## Task goal
Every line that holds the string "изображений" is to be identified and copied.

--- START Record excerpts ---

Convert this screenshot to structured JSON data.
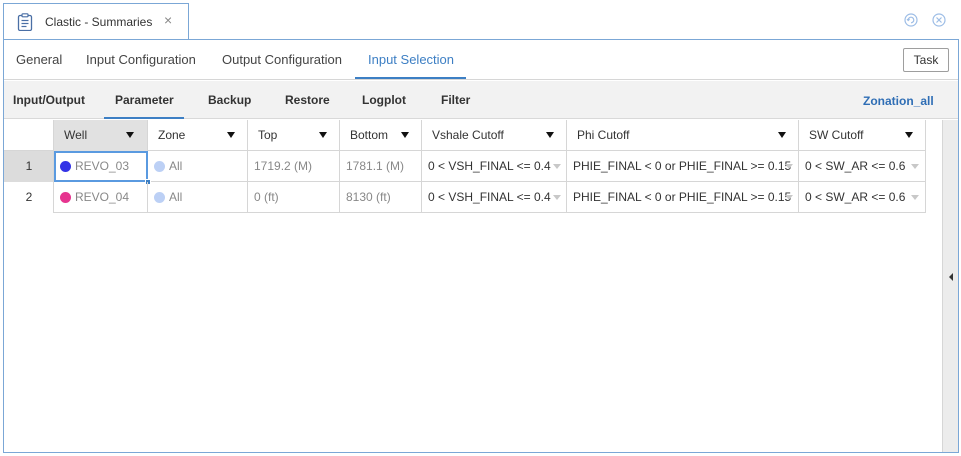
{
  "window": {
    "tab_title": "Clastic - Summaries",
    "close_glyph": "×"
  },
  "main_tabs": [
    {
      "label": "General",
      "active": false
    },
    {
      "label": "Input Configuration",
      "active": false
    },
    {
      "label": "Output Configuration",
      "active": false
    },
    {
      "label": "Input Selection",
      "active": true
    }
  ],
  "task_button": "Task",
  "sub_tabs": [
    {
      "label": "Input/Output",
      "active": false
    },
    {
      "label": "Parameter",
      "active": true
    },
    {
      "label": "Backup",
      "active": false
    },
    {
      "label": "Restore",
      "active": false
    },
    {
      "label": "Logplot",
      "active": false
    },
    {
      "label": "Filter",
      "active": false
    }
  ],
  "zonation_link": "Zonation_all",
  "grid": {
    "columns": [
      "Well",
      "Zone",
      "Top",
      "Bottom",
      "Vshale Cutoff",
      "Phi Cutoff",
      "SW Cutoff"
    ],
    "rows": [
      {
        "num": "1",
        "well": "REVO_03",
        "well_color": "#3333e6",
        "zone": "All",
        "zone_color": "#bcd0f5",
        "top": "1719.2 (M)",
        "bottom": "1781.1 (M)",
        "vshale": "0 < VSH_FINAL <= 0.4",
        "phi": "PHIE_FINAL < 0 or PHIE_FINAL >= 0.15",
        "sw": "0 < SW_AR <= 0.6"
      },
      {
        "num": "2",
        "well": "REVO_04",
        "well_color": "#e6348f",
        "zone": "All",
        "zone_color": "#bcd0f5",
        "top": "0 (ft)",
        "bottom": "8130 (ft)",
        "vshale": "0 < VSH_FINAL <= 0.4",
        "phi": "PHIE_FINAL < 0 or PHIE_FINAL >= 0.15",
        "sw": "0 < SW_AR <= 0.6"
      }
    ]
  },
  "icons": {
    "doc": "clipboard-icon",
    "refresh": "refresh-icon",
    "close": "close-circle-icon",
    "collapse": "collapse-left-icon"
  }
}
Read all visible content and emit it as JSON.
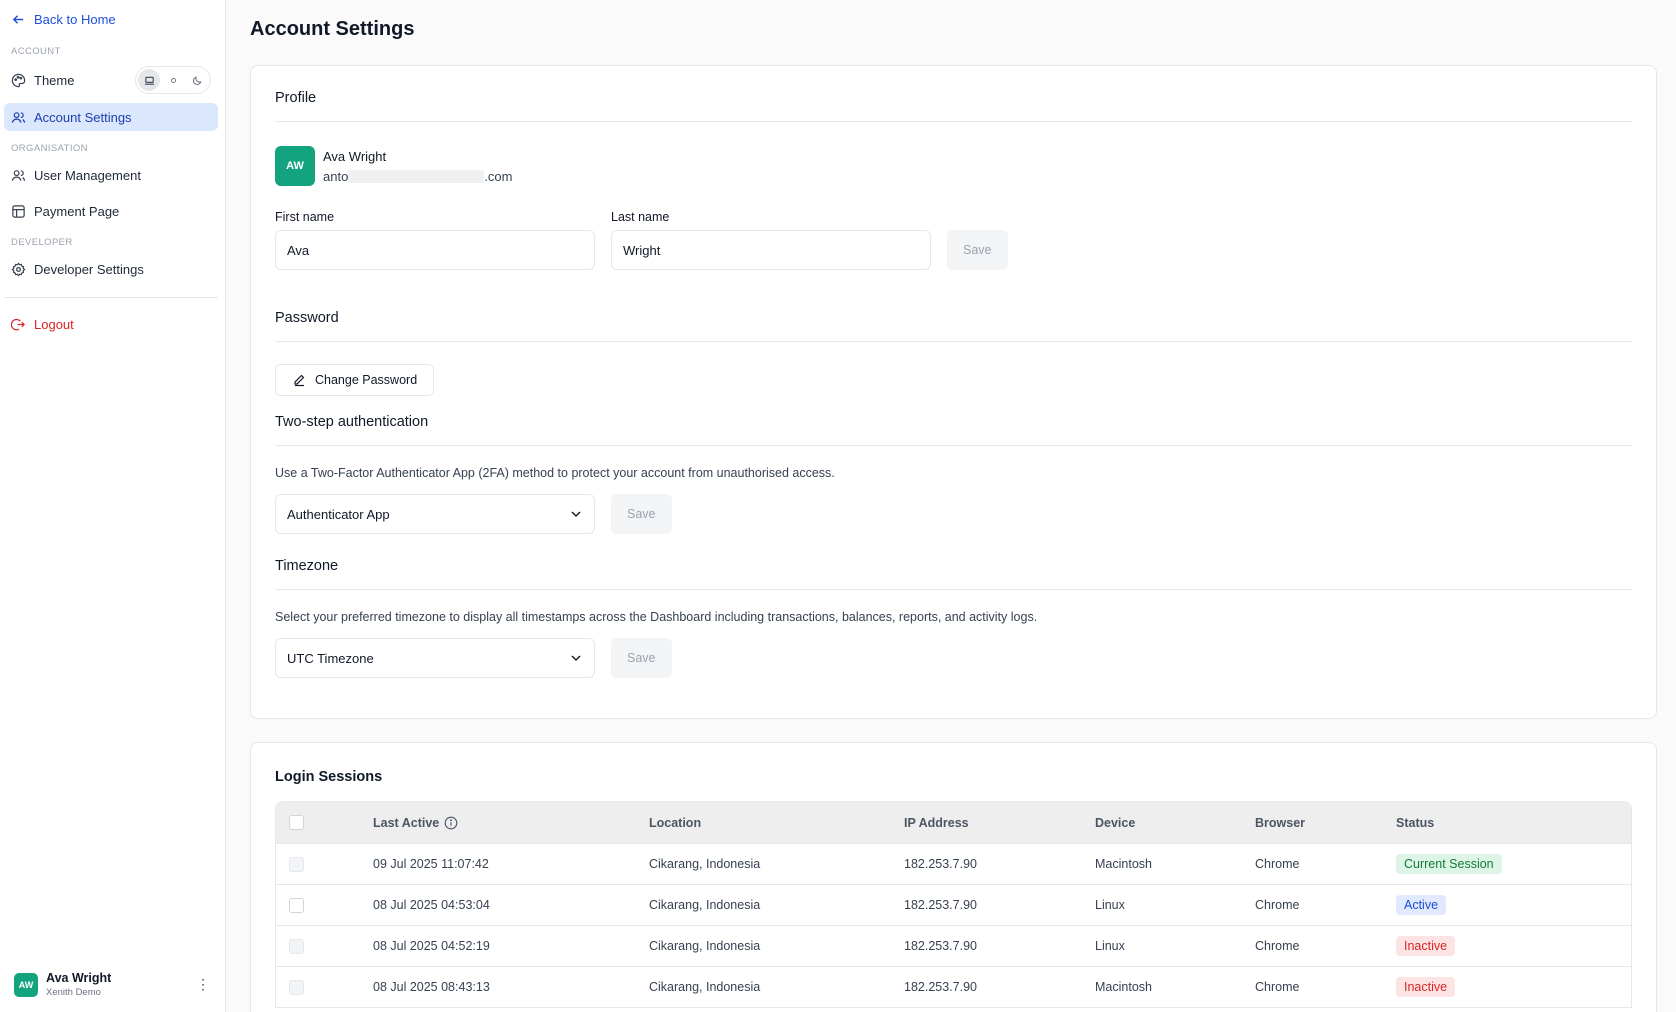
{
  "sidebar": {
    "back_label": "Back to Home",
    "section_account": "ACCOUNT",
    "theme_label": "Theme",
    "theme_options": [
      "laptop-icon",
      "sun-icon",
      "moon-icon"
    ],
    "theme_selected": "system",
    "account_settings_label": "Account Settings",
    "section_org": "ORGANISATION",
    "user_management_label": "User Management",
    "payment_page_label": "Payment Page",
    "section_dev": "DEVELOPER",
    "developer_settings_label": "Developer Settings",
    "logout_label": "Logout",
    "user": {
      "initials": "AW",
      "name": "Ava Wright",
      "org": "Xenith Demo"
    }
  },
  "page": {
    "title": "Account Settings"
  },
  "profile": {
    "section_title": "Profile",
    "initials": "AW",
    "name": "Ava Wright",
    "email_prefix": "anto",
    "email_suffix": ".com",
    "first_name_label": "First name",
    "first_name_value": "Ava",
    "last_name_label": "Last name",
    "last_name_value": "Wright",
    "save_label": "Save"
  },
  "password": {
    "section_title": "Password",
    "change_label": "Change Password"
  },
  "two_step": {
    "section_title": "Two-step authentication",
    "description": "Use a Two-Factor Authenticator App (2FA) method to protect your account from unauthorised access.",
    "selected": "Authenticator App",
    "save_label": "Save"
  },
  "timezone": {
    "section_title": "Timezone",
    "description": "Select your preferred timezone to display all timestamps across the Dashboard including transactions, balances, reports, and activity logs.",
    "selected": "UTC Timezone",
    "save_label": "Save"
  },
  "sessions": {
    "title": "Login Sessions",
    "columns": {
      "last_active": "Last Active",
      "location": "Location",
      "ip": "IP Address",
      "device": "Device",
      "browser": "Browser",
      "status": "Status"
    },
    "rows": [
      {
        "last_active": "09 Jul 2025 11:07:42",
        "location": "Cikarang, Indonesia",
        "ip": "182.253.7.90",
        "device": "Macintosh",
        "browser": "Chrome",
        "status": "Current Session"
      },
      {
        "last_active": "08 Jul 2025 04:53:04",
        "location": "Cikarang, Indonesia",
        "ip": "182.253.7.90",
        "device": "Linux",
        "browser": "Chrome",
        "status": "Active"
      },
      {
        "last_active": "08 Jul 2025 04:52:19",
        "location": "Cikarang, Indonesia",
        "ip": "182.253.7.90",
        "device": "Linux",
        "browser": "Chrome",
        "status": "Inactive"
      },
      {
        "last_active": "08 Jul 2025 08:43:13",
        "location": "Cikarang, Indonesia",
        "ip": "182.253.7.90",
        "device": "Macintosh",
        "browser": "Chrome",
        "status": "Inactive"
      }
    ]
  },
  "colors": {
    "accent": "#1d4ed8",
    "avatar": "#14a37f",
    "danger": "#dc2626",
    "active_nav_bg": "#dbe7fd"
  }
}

--- END Record excerpts ---
--- START Record excerpts ---

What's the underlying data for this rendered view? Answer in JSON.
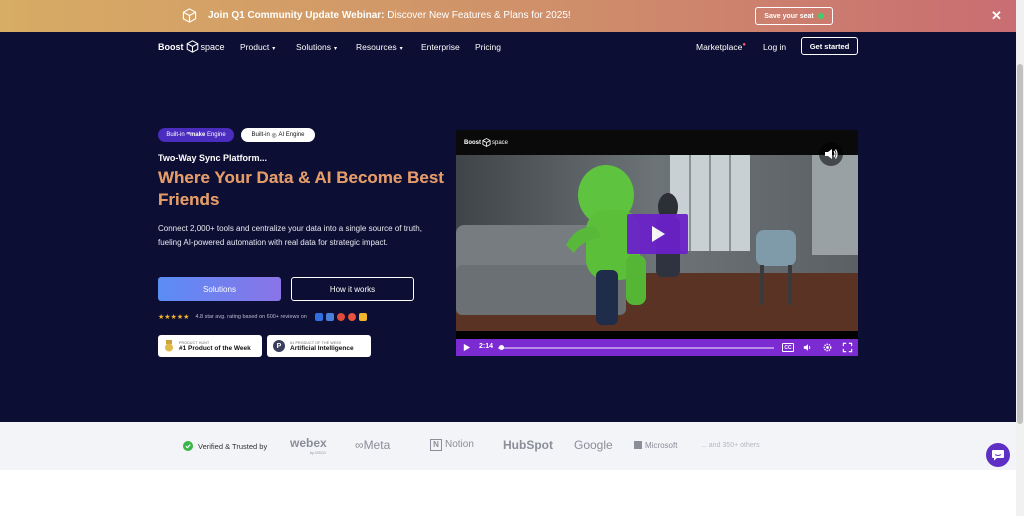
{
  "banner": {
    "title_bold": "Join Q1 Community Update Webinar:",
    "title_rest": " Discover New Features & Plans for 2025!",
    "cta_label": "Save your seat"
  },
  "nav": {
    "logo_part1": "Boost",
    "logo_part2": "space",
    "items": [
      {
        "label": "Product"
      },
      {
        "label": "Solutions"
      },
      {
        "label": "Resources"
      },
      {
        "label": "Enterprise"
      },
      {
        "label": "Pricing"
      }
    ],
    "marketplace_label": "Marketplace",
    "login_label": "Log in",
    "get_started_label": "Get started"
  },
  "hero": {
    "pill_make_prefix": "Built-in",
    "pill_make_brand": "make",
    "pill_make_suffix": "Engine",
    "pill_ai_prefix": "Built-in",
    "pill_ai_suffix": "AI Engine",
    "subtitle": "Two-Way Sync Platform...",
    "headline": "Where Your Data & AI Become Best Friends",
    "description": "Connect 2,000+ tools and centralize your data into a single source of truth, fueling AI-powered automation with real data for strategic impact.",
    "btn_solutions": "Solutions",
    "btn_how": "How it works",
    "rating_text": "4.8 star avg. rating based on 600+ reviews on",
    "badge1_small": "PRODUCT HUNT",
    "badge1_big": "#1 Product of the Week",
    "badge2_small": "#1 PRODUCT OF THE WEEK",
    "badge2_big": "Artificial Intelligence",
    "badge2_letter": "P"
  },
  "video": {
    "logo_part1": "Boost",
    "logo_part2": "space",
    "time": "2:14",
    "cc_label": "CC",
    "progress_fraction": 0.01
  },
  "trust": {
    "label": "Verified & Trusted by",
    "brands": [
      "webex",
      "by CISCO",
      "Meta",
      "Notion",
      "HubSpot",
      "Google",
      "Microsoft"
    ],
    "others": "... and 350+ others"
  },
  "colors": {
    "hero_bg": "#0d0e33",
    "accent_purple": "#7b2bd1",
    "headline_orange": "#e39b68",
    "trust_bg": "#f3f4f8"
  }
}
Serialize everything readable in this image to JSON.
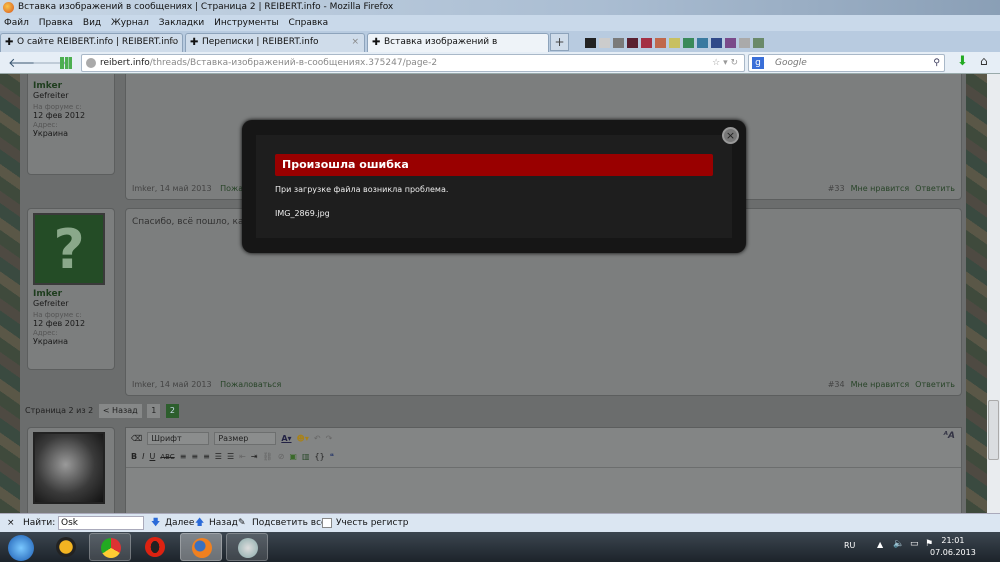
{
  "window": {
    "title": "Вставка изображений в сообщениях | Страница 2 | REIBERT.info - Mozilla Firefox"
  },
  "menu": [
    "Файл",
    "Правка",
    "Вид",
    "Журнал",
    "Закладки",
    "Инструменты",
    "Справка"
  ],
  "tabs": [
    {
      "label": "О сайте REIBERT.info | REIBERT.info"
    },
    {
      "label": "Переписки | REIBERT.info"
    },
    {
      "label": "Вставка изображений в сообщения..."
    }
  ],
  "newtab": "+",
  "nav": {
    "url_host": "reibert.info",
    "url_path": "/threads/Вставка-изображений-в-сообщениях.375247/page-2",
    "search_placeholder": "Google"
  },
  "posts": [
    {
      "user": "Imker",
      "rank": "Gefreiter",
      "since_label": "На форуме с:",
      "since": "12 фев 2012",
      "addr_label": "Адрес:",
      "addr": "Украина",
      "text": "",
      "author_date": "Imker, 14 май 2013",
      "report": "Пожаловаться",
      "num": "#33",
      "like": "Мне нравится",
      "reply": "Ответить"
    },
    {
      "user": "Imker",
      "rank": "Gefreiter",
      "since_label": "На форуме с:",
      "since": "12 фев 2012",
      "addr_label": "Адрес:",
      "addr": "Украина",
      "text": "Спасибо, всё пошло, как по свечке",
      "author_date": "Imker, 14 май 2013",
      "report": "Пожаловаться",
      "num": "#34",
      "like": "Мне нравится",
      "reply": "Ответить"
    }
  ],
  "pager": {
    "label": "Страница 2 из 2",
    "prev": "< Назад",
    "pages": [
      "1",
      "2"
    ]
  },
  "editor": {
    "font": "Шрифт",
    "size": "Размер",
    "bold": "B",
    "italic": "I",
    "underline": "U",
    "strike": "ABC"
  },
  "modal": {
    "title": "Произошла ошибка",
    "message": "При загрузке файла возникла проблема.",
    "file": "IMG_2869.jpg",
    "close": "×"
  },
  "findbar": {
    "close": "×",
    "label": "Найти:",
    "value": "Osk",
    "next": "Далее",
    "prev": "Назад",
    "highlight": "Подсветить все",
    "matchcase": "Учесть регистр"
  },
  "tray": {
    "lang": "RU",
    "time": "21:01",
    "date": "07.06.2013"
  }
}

--- END Record excerpts ---
--- START Record excerpts ---

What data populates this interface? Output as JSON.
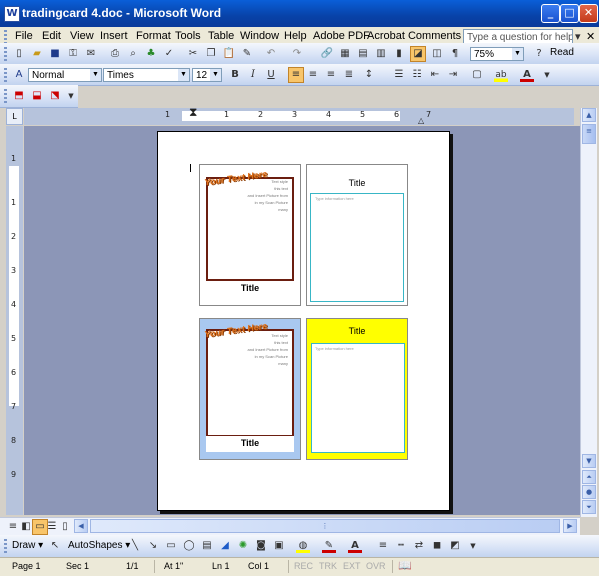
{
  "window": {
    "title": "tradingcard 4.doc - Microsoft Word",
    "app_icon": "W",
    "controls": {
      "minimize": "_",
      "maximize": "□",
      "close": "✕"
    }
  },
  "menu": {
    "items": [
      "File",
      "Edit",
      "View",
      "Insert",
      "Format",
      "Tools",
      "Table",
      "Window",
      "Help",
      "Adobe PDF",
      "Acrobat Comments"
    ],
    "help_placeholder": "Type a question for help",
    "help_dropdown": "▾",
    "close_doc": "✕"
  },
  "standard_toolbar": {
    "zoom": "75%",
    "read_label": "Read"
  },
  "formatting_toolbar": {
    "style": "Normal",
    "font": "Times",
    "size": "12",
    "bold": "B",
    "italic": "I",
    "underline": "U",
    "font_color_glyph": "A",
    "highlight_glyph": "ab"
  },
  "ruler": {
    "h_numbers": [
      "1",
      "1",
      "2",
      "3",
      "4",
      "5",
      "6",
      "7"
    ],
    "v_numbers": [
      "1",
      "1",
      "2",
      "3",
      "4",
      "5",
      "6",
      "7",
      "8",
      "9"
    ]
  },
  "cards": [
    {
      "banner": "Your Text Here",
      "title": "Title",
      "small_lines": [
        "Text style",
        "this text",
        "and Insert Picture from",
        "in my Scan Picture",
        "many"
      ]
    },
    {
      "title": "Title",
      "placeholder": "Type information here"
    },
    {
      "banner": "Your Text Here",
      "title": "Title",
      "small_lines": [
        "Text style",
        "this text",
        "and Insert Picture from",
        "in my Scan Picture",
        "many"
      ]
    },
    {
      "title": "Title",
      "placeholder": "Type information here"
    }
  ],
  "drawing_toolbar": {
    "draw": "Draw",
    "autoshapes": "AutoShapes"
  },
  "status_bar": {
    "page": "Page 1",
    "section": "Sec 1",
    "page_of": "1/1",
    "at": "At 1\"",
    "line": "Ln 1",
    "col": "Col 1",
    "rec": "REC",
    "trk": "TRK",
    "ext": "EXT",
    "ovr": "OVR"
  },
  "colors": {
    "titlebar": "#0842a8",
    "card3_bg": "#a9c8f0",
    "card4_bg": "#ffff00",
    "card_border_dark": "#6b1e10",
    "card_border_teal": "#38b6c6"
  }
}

--- END Record excerpts ---

## Solved problem
    "title": "Вставка изображений в сообщениях | Страница 2 | REIBERT.info - Mozilla Firefox"
      "label": "Вставка изображений в сообщения..."
    "url_path": "/threads/Вставка-изображений-в-сообщениях.375247/page-2",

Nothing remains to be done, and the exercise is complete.